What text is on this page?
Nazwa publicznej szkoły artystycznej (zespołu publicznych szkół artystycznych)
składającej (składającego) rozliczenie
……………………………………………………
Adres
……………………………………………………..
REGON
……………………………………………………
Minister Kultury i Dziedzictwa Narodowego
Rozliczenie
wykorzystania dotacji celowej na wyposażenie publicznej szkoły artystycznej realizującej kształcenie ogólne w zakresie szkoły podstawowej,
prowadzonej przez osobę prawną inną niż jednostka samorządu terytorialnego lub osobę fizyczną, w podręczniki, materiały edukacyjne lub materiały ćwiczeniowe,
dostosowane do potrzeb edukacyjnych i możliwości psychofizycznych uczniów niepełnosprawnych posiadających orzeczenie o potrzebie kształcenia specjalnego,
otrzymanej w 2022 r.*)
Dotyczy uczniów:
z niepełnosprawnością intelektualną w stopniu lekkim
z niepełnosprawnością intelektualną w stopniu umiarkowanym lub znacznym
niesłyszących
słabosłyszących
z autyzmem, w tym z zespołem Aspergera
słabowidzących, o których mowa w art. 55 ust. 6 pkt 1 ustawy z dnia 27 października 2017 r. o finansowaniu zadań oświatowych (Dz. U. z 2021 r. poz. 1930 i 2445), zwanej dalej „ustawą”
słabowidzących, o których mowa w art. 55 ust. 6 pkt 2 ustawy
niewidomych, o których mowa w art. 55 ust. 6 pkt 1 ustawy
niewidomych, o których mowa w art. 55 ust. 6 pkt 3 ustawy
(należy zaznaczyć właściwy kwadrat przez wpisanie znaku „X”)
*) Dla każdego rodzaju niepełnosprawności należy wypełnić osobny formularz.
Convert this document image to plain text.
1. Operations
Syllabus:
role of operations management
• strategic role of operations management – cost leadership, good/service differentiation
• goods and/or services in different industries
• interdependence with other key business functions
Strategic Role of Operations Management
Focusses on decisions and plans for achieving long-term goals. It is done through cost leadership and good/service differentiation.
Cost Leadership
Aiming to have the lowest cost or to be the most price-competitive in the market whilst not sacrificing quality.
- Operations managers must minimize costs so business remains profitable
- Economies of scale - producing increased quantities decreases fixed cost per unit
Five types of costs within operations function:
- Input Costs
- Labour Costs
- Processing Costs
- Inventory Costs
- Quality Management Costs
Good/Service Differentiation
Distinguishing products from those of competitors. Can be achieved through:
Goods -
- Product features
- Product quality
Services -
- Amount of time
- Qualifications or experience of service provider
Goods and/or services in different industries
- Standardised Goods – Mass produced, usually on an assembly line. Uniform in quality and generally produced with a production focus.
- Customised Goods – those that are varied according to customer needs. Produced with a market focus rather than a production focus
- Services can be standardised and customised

****************************************

Direction ▸
From the records above, please extract every line and repeat it exactly.

Written reply ▸
What text is on this page?
Nazwa publicznej szkoły artystycznej (zespołu publicznych szkół artystycznych)
składającej (składającego) rozliczenie
……………………………………………………
Adres
……………………………………………………..
REGON
……………………………………………………
Minister Kultury i Dziedzictwa Narodowego
Rozliczenie
wykorzystania dotacji celowej na wyposażenie publicznej szkoły artystycznej realizującej kształcenie ogólne w zakresie szkoły podstawowej,
prowadzonej przez osobę prawną inną niż jednostka samorządu terytorialnego lub osobę fizyczną, w podręczniki, materiały edukacyjne lub materiały ćwiczeniowe,
dostosowane do potrzeb edukacyjnych i możliwości psychofizycznych uczniów niepełnosprawnych posiadających orzeczenie o potrzebie kształcenia specjalnego,
otrzymanej w 2022 r.*)
Dotyczy uczniów:
z niepełnosprawnością intelektualną w stopniu lekkim
z niepełnosprawnością intelektualną w stopniu umiarkowanym lub znacznym
niesłyszących
słabosłyszących
z autyzmem, w tym z zespołem Aspergera
słabowidzących, o których mowa w art. 55 ust. 6 pkt 1 ustawy z dnia 27 października 2017 r. o finansowaniu zadań oświatowych (Dz. U. z 2021 r. poz. 1930 i 2445), zwanej dalej „ustawą”
słabowidzących, o których mowa w art. 55 ust. 6 pkt 2 ustawy
niewidomych, o których mowa w art. 55 ust. 6 pkt 1 ustawy
niewidomych, o których mowa w art. 55 ust. 6 pkt 3 ustawy
(należy zaznaczyć właściwy kwadrat przez wpisanie znaku „X”)
*) Dla każdego rodzaju niepełnosprawności należy wypełnić osobny formularz.
Convert this document image to plain text.
1. Operations
Syllabus:
role of operations management
• strategic role of operations management – cost leadership, good/service differentiation
• goods and/or services in different industries
• interdependence with other key business functions
Strategic Role of Operations Management
Focusses on decisions and plans for achieving long-term goals. It is done through cost leadership and good/service differentiation.
Cost Leadership
Aiming to have the lowest cost or to be the most price-competitive in the market whilst not sacrificing quality.
- Operations managers must minimize costs so business remains profitable
- Economies of scale - producing increased quantities decreases fixed cost per unit
Five types of costs within operations function:
- Input Costs
- Labour Costs
- Processing Costs
- Inventory Costs
- Quality Management Costs
Good/Service Differentiation
Distinguishing products from those of competitors. Can be achieved through:
Goods -
- Product features
- Product quality
Services -
- Amount of time
- Qualifications or experience of service provider
Goods and/or services in different industries
- Standardised Goods – Mass produced, usually on an assembly line. Uniform in quality and generally produced with a production focus.
- Customised Goods – those that are varied according to customer needs. Produced with a market focus rather than a production focus
- Services can be standardised and customised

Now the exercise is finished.